> **Prompt**
Copy out the lines that include the word "民用航空器维修标准".
___ Data
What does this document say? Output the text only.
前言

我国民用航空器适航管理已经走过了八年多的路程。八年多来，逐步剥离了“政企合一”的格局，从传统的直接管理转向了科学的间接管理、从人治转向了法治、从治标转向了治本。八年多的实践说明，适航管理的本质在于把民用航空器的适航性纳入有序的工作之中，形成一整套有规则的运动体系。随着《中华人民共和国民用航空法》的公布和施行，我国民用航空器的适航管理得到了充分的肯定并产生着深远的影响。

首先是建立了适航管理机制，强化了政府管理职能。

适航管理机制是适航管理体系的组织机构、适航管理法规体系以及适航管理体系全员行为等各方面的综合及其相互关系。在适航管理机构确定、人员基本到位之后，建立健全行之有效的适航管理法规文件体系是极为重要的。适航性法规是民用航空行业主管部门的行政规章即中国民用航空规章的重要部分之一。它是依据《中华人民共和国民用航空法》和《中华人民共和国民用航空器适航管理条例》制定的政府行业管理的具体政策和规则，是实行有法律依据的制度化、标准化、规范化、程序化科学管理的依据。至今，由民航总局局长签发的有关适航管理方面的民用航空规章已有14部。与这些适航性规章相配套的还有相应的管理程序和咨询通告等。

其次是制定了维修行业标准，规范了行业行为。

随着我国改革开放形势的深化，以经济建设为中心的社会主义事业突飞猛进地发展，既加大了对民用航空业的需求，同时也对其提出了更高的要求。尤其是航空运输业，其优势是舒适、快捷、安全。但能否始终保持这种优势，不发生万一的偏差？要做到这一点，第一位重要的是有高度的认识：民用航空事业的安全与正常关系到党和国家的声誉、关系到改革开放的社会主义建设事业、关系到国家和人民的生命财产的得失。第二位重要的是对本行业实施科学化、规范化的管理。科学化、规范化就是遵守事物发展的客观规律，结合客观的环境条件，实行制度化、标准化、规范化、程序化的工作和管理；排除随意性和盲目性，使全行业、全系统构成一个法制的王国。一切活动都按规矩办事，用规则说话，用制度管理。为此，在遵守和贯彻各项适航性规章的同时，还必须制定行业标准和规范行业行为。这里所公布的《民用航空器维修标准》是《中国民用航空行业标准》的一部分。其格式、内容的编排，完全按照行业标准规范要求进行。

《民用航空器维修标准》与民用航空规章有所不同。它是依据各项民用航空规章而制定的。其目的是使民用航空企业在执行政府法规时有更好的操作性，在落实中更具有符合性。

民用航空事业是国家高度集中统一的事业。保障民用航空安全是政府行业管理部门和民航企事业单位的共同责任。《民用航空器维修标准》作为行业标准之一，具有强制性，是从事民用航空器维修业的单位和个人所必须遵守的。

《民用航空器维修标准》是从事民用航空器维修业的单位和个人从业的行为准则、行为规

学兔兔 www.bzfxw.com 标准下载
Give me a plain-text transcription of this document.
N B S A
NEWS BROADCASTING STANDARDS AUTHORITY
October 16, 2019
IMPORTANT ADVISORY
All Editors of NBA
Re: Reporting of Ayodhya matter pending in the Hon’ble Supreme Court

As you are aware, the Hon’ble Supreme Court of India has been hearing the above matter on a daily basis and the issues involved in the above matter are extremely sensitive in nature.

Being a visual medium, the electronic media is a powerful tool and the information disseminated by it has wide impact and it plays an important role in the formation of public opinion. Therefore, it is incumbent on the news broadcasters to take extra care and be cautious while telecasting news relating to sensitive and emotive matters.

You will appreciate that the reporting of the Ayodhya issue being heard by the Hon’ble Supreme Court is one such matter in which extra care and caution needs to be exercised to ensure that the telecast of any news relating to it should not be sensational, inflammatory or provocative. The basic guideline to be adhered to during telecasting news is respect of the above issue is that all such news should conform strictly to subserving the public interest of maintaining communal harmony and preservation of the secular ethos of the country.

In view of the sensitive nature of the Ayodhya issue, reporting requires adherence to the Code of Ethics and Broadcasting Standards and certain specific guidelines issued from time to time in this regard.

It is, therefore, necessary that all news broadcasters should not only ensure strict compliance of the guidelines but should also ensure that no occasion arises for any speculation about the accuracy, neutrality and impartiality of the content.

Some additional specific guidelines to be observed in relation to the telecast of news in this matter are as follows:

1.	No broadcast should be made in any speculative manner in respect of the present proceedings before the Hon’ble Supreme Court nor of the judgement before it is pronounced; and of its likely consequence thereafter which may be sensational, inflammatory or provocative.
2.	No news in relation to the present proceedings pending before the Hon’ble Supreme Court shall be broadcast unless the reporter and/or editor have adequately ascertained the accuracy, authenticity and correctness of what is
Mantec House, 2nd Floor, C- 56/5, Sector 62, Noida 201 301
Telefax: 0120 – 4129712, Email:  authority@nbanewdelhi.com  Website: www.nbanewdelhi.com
______
> **Solved exercise**
随着我国改革开放形势的深化，以经济建设为中心的社会主义事业突飞猛进地发展，既加大了对民用航空业的需求，同时也对其提出了更高的要求。尤其是航空运输业，其优势是舒适、快捷、安全。但能否始终保持这种优势，不发生万一的偏差？要做到这一点，第一位重要的是有高度的认识：民用航空事业的安全与正常关系到党和国家的声誉、关系到改革开放的社会主义建设事业、关系到国家和人民的生命财产的得失。第二位重要的是对本行业实施科学化、规范化的管理。科学化、规范化就是遵守事物发展的客观规律，结合客观的环境条件，实行制度化、标准化、规范化、程序化的工作和管理；排除随意性和盲目性，使全行业、全系统构成一个法制的王国。一切活动都按规矩办事，用规则说话，用制度管理。为此，在遵守和贯彻各项适航性规章的同时，还必须制定行业标准和规范行业行为。这里所公布的《民用航空器维修标准》是《中国民用航空行业标准》的一部分。其格式、内容的编排，完全按照行业标准规范要求进行。
《民用航空器维修标准》与民用航空规章有所不同。它是依据各项民用航空规章而制定的。其目的是使民用航空企业在执行政府法规时有更好的操作性，在落实中更具有符合性。
民用航空事业是国家高度集中统一的事业。保障民用航空安全是政府行业管理部门和民航企事业单位的共同责任。《民用航空器维修标准》作为行业标准之一，具有强制性，是从事民用航空器维修业的单位和个人所必须遵守的。
《民用航空器维修标准》是从事民用航空器维修业的单位和个人从业的行为准则、行为规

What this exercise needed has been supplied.